** begin Given data **

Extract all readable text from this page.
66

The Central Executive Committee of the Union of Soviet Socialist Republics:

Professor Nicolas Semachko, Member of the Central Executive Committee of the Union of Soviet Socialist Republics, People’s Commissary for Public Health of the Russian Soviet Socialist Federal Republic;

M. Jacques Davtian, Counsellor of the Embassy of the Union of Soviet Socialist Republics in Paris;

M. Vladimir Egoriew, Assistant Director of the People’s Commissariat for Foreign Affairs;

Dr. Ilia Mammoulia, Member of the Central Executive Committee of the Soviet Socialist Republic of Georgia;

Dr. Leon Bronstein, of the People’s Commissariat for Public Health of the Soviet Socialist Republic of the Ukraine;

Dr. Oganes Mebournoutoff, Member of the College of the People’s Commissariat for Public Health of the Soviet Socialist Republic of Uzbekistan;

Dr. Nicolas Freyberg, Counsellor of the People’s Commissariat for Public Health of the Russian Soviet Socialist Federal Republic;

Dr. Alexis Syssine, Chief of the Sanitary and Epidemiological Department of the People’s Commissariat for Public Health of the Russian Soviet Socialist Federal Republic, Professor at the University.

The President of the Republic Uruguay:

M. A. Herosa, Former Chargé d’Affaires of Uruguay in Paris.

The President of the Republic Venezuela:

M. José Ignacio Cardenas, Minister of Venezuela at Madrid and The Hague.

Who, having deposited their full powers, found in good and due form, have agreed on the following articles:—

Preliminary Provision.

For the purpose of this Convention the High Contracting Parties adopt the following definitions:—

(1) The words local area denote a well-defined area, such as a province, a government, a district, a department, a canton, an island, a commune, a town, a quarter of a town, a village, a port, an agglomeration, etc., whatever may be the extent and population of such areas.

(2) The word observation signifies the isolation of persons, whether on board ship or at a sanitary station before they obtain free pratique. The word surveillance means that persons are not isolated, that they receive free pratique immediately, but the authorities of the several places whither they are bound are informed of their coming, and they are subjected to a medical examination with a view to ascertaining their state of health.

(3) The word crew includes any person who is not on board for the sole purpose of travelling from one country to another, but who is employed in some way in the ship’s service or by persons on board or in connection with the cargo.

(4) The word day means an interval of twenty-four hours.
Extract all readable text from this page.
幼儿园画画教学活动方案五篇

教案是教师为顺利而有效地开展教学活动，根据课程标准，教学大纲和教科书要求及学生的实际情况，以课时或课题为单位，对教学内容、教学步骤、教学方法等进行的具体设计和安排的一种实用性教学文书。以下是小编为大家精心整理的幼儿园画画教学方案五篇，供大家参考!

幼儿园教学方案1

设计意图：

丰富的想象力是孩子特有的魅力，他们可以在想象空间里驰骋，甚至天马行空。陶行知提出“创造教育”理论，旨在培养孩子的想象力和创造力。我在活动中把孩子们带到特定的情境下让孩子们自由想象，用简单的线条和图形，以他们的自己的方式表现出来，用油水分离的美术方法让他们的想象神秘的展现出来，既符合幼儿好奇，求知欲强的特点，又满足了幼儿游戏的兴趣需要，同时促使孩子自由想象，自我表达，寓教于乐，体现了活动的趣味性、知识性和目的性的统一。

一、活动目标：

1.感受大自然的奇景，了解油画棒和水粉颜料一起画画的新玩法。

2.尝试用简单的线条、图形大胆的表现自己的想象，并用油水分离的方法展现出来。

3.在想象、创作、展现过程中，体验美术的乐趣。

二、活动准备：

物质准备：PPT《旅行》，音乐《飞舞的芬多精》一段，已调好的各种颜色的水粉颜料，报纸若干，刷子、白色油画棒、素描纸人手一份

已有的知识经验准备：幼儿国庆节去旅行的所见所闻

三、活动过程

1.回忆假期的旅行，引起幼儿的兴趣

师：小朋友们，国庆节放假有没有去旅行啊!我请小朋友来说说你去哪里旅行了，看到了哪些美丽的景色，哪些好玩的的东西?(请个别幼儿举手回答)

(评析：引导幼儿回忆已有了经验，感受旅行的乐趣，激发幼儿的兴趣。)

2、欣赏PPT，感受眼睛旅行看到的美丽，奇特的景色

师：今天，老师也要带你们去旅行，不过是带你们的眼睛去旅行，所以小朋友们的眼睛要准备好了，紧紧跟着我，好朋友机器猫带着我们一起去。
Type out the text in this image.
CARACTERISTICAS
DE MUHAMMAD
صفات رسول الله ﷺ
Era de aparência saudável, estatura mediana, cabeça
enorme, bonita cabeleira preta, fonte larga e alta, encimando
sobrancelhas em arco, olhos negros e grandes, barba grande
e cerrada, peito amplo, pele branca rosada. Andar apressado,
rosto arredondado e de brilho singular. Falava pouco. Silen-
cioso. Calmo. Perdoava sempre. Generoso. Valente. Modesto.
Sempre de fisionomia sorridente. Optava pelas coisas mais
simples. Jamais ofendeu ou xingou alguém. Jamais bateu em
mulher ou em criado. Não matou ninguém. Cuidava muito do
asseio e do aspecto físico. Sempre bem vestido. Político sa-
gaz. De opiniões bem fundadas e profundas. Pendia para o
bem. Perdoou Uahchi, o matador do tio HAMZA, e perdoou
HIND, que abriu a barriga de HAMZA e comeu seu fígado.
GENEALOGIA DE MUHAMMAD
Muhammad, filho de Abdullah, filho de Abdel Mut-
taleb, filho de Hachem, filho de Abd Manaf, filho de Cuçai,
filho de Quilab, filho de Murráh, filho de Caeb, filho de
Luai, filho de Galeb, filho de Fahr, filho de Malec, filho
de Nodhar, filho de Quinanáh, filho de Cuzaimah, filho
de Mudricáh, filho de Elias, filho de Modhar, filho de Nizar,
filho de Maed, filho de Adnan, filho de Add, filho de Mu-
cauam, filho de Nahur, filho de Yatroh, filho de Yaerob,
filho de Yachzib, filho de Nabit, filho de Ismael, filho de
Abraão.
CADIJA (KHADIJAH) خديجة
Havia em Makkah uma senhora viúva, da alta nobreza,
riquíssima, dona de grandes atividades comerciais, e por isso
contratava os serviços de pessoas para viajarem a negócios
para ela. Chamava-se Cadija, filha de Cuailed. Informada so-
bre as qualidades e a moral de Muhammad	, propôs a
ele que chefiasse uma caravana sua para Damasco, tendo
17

** end Given data **

Where a line holds the string "following", copy that line.

■ Full response ■
Who, having deposited their full powers, found in good and due form, have agreed on the following articles:—
For the purpose of this Convention the High Contracting Parties adopt the following definitions:—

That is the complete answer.